__Rows__.
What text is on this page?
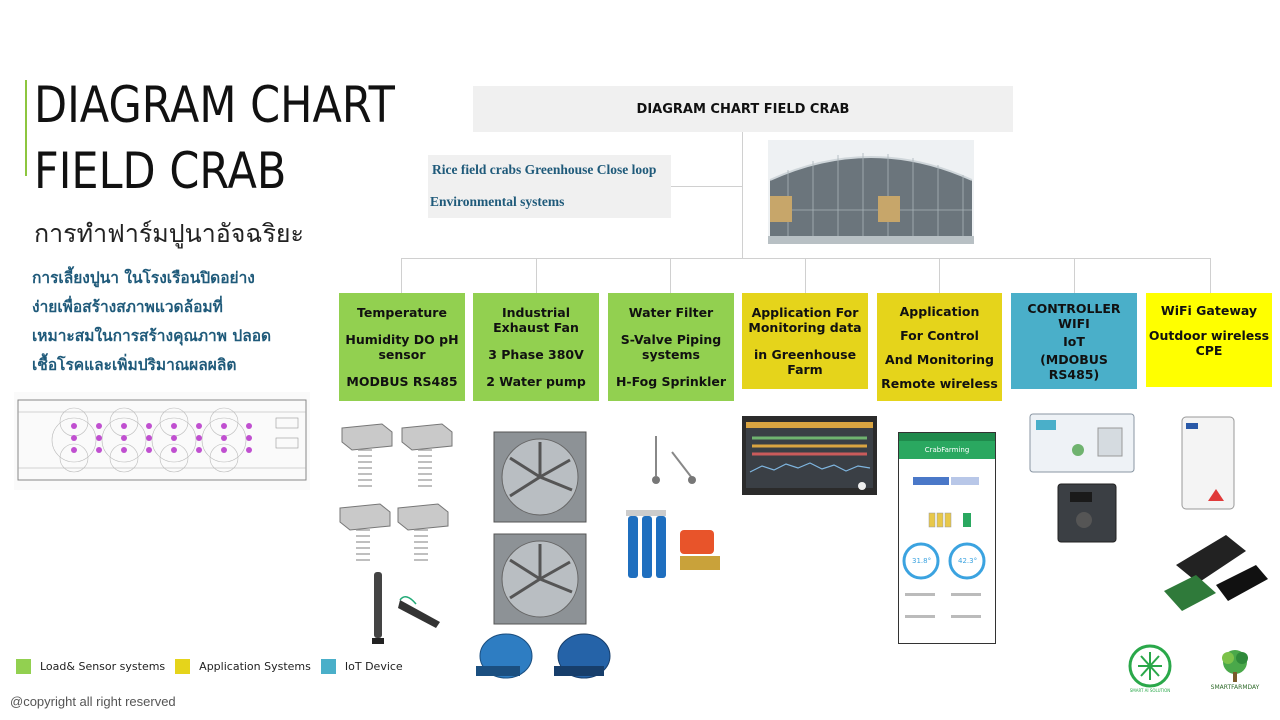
DIAGRAM CHART
FIELD CRAB
การทำฟาร์มปูนาอัจฉริยะ
การเลี้ยงปูนา ในโรงเรือนปิดอย่าง
ง่ายเพื่อสร้างสภาพแวดล้อมที่
เหมาะสมในการสร้างคุณภาพ ปลอด
เชื้อโรคและเพิ่มปริมาณผลผลิต
DIAGRAM CHART FIELD CRAB
Rice field crabs Greenhouse Close loop
Environmental systems
Temperature
Humidity DO pH sensor
MODBUS RS485
Industrial Exhaust Fan
3 Phase 380V
2 Water pump
Water Filter
S-Valve Piping systems
H-Fog Sprinkler
Application For Monitoring data
in Greenhouse Farm
Application
For Control
And Monitoring
Remote wireless
CONTROLLER WIFI
IoT
(MDOBUS RS485)
WiFi Gateway
Outdoor wireless CPE
CrabFarming
31.8°	42.3°
SMART AI SOLUTION	SMARTFARMDAY
Load& Sensor systems	Application Systems	IoT Device
@copyright all right reserved
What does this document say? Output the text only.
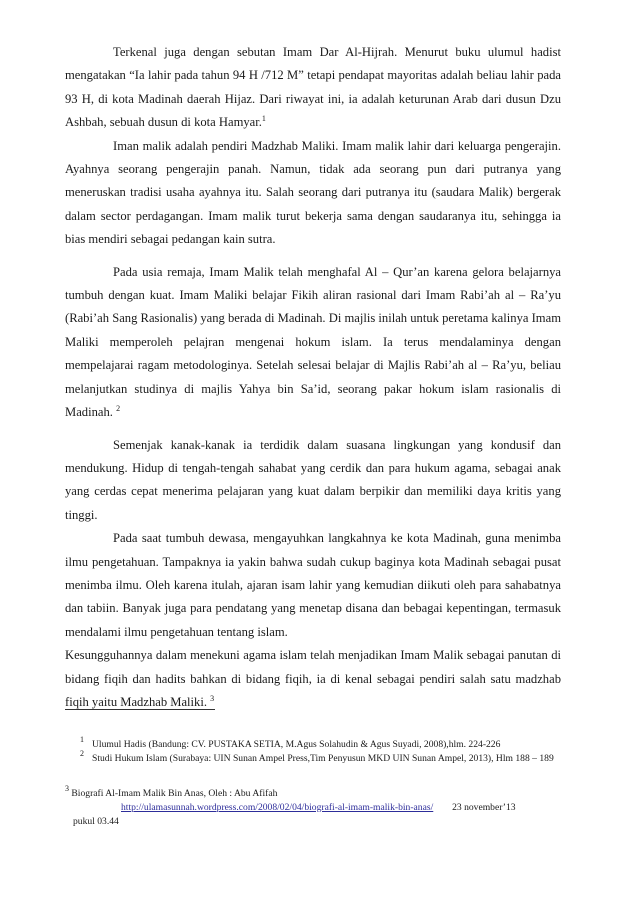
Terkenal juga dengan sebutan Imam Dar Al-Hijrah. Menurut buku ulumul hadist mengatakan “Ia lahir pada tahun 94 H /712 M” tetapi pendapat mayoritas adalah beliau lahir pada 93 H, di kota Madinah daerah Hijaz. Dari riwayat ini, ia adalah keturunan Arab dari dusun Dzu Ashbah, sebuah dusun di kota Hamyar.$^1$

Iman malik adalah pendiri Madzhab Maliki. Imam malik lahir dari keluarga pengerajin. Ayahnya seorang pengerajin panah. Namun, tidak ada seorang pun dari putranya yang meneruskan tradisi usaha ayahnya itu. Salah seorang dari putranya itu (saudara Malik) bergerak dalam sector perdagangan. Imam malik turut bekerja sama dengan saudaranya itu, sehingga ia bias mendiri sebagai pedangan kain sutra.

Pada usia remaja, Imam Malik telah menghafal Al – Qur’an karena gelora belajarnya tumbuh dengan kuat. Imam Maliki belajar Fikih aliran rasional dari Imam Rabi’ah al – Ra’yu (Rabi’ah Sang Rasionalis) yang berada di Madinah. Di majlis inilah untuk peretama kalinya Imam Maliki memperoleh pelajran mengenai hokum islam. Ia terus mendalaminya dengan mempelajarai ragam metodologinya. Setelah selesai belajar di Majlis Rabi’ah al – Ra’yu, beliau melanjutkan studinya di majlis Yahya bin Sa’id, seorang pakar hokum islam rasionalis di Madinah. $^2$

Semenjak kanak-kanak ia terdidik dalam suasana lingkungan yang kondusif dan mendukung. Hidup di tengah-tengah sahabat yang cerdik dan para hukum agama, sebagai anak yang cerdas cepat menerima pelajaran yang kuat dalam berpikir dan memiliki daya kritis yang tinggi.

Pada saat tumbuh dewasa, mengayuhkan langkahnya ke kota Madinah, guna menimba ilmu pengetahuan. Tampaknya ia yakin bahwa sudah cukup baginya kota Madinah sebagai pusat menimba ilmu. Oleh karena itulah, ajaran isam lahir yang kemudian diikuti oleh para sahabatnya dan tabiin. Banyak juga para pendatang yang menetap disana dan bebagai kepentingan, termasuk mendalami ilmu pengetahuan tentang islam.

Kesungguhannya dalam menekuni agama islam telah menjadikan Imam Malik sebagai panutan di bidang fiqih dan hadits bahkan di bidang fiqih, ia di kenal sebagai pendiri salah satu madzhab fiqih yaitu Madzhab Maliki. $^3$

$^1$ Ulumul Hadis (Bandung: CV. PUSTAKA SETIA, M.Agus Solahudin & Agus Suyadi, 2008),hlm. 224-226
$^2$ Studi Hukum Islam (Surabaya: UIN Sunan Ampel Press,Tim Penyusun MKD UIN Sunan Ampel, 2013), Hlm 188 – 189
$^3$ Biografi Al-Imam Malik Bin Anas, Oleh : Abu Afifah
http://ulamasunnah.wordpress.com/2008/02/04/biografi-al-imam-malik-bin-anas/ 23 november’13
pukul 03.44
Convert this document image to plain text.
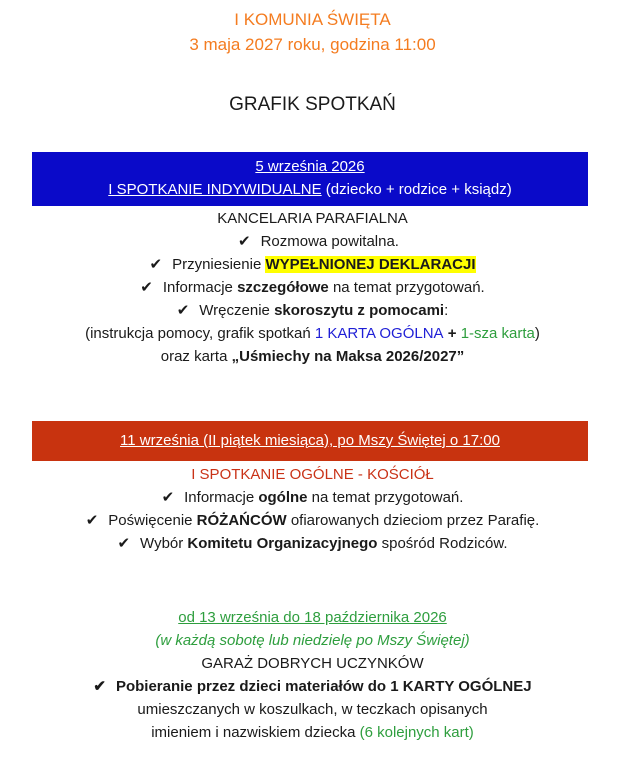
I KOMUNIA ŚWIĘTA
3 maja 2027 roku, godzina 11:00
GRAFIK SPOTKAŃ
5 września 2026
I SPOTKANIE INDYWIDUALNE (dziecko + rodzice + ksiądz)
KANCELARIA PARAFIALNA
✔ Rozmowa powitalna.
✔ Przyniesienie WYPEŁNIONEJ DEKLARACJI
✔ Informacje szczegółowe na temat przygotowań.
✔ Wręczenie skoroszytu z pomocami:
(instrukcja pomocy, grafik spotkań 1 KARTA OGÓLNA + 1-sza karta)
oraz karta „Uśmiechy na Maksa 2026/2027”
11 września (II piątek miesiąca), po Mszy Świętej o 17:00
I SPOTKANIE OGÓLNE - KOŚCIÓŁ
✔ Informacje ogólne na temat przygotowań.
✔ Poświęcenie RÓŻAŃCÓW ofiarowanych dzieciom przez Parafię.
✔ Wybór Komitetu Organizacyjnego spośród Rodziców.
od 13 września do 18 października 2026
(w każdą sobotę lub niedzielę po Mszy Świętej)
GARAŻ DOBRYCH UCZYNKÓW
✔ Pobieranie przez dzieci materiałów do 1 KARTY OGÓLNEJ
umieszczanych w koszulkach, w teczkach opisanych
imieniem i nazwiskiem dziecka (6 kolejnych kart)
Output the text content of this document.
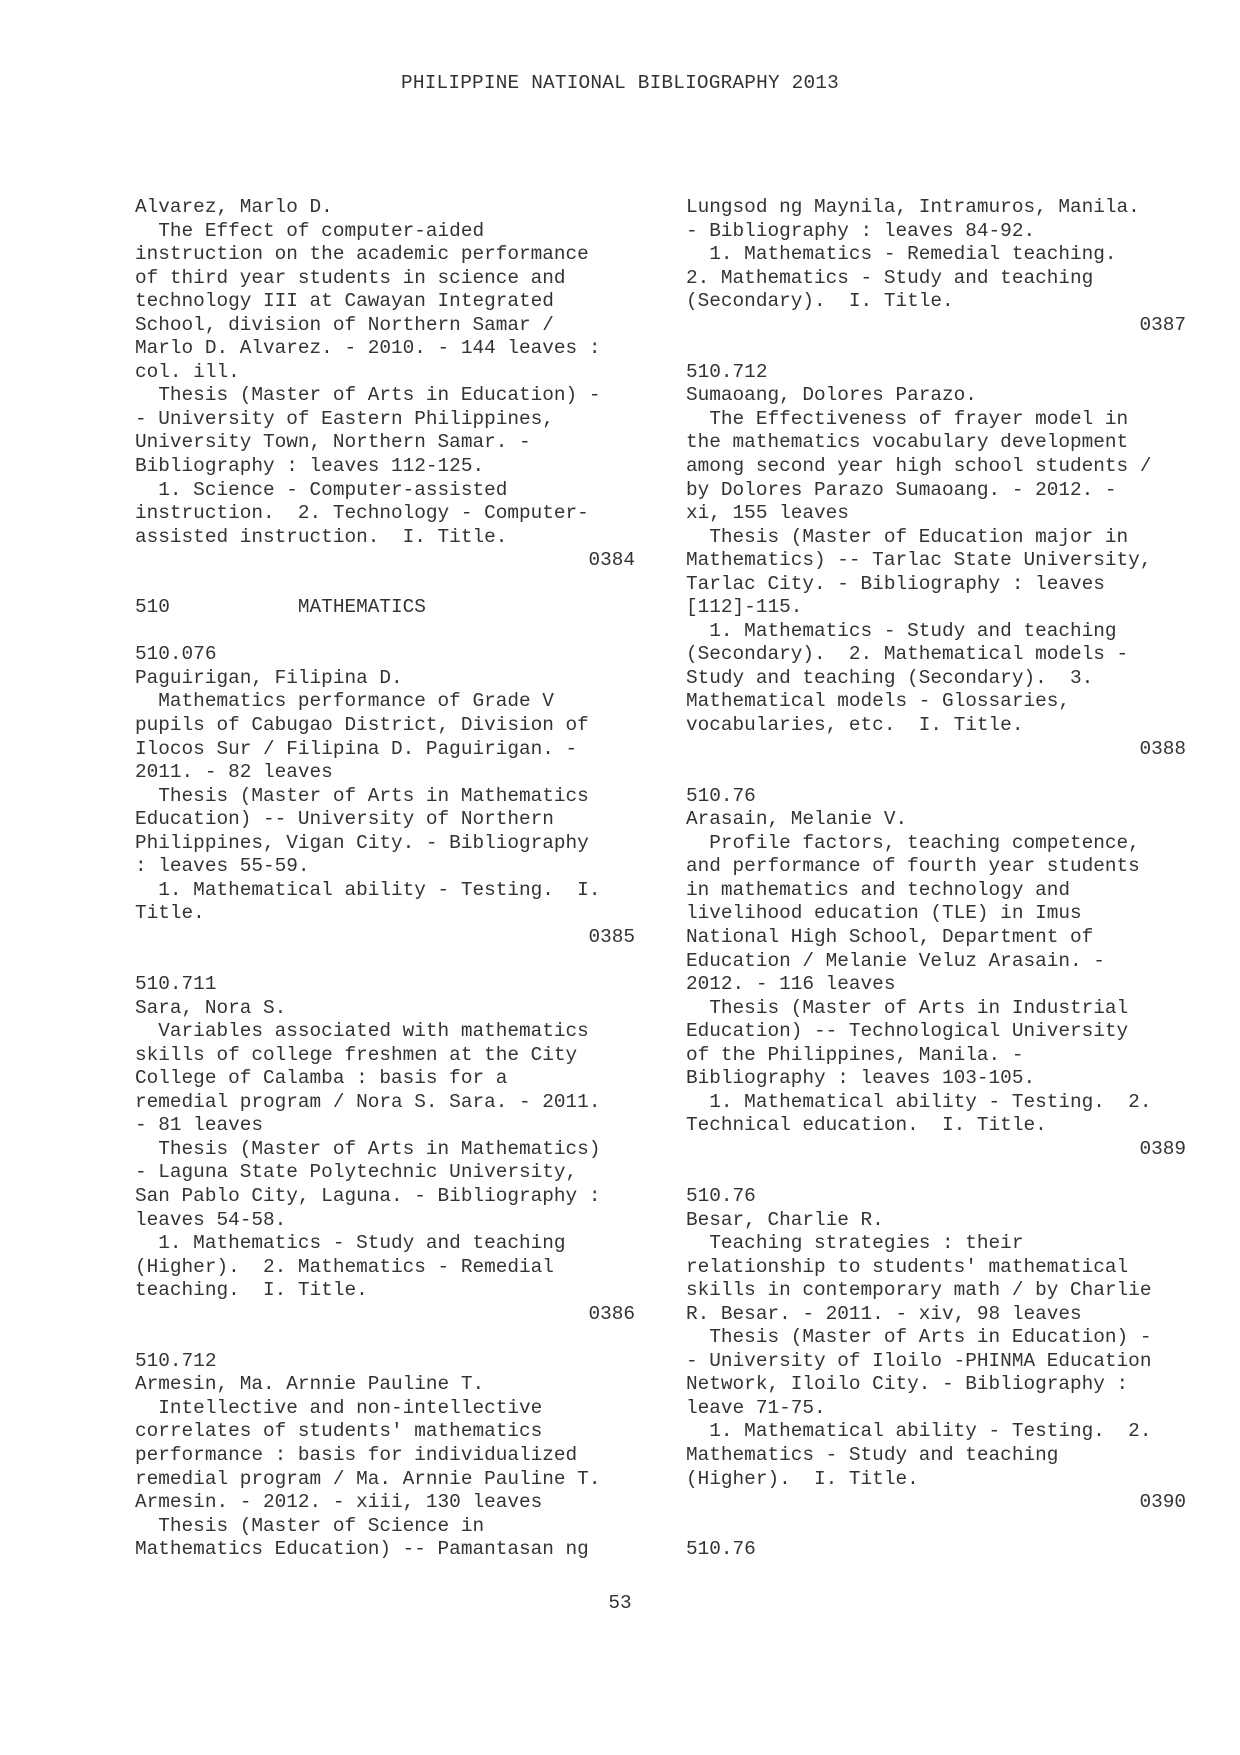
PHILIPPINE NATIONAL BIBLIOGRAPHY 2013
Alvarez, Marlo D.
The Effect of computer-aided
instruction on the academic performance
of third year students in science and
technology III at Cawayan Integrated
School, division of Northern Samar /
Marlo D. Alvarez. - 2010. - 144 leaves :
col. ill.
Thesis (Master of Arts in Education) -
- University of Eastern Philippines,
University Town, Northern Samar. -
Bibliography : leaves 112-125.
1. Science - Computer-assisted
instruction.  2. Technology - Computer-
assisted instruction.  I. Title.
0384
510           MATHEMATICS
510.076
Paguirigan, Filipina D.
Mathematics performance of Grade V
pupils of Cabugao District, Division of
Ilocos Sur / Filipina D. Paguirigan. -
2011. - 82 leaves
Thesis (Master of Arts in Mathematics
Education) -- University of Northern
Philippines, Vigan City. - Bibliography
: leaves 55-59.
1. Mathematical ability - Testing.  I.
Title.
0385
510.711
Sara, Nora S.
Variables associated with mathematics
skills of college freshmen at the City
College of Calamba : basis for a
remedial program / Nora S. Sara. - 2011.
- 81 leaves
Thesis (Master of Arts in Mathematics)
- Laguna State Polytechnic University,
San Pablo City, Laguna. - Bibliography :
leaves 54-58.
1. Mathematics - Study and teaching
(Higher).  2. Mathematics - Remedial
teaching.  I. Title.
0386
510.712
Armesin, Ma. Arnnie Pauline T.
Intellective and non-intellective
correlates of students' mathematics
performance : basis for individualized
remedial program / Ma. Arnnie Pauline T.
Armesin. - 2012. - xiii, 130 leaves
Thesis (Master of Science in
Mathematics Education) -- Pamantasan ng
Lungsod ng Maynila, Intramuros, Manila.
- Bibliography : leaves 84-92.
1. Mathematics - Remedial teaching.
2. Mathematics - Study and teaching
(Secondary).  I. Title.
0387
510.712
Sumaoang, Dolores Parazo.
The Effectiveness of frayer model in
the mathematics vocabulary development
among second year high school students /
by Dolores Parazo Sumaoang. - 2012. -
xi, 155 leaves
Thesis (Master of Education major in
Mathematics) -- Tarlac State University,
Tarlac City. - Bibliography : leaves
[112]-115.
1. Mathematics - Study and teaching
(Secondary).  2. Mathematical models -
Study and teaching (Secondary).  3.
Mathematical models - Glossaries,
vocabularies, etc.  I. Title.
0388
510.76
Arasain, Melanie V.
Profile factors, teaching competence,
and performance of fourth year students
in mathematics and technology and
livelihood education (TLE) in Imus
National High School, Department of
Education / Melanie Veluz Arasain. -
2012. - 116 leaves
Thesis (Master of Arts in Industrial
Education) -- Technological University
of the Philippines, Manila. -
Bibliography : leaves 103-105.
1. Mathematical ability - Testing.  2.
Technical education.  I. Title.
0389
510.76
Besar, Charlie R.
Teaching strategies : their
relationship to students' mathematical
skills in contemporary math / by Charlie
R. Besar. - 2011. - xiv, 98 leaves
Thesis (Master of Arts in Education) -
- University of Iloilo -PHINMA Education
Network, Iloilo City. - Bibliography :
leave 71-75.
1. Mathematical ability - Testing.  2.
Mathematics - Study and teaching
(Higher).  I. Title.
0390
510.76
53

__To be done__.
Pull out all lines in the data above that include "What".

__Reply to the exercise__.
What text is on this page?
What does this document say? Output the text only.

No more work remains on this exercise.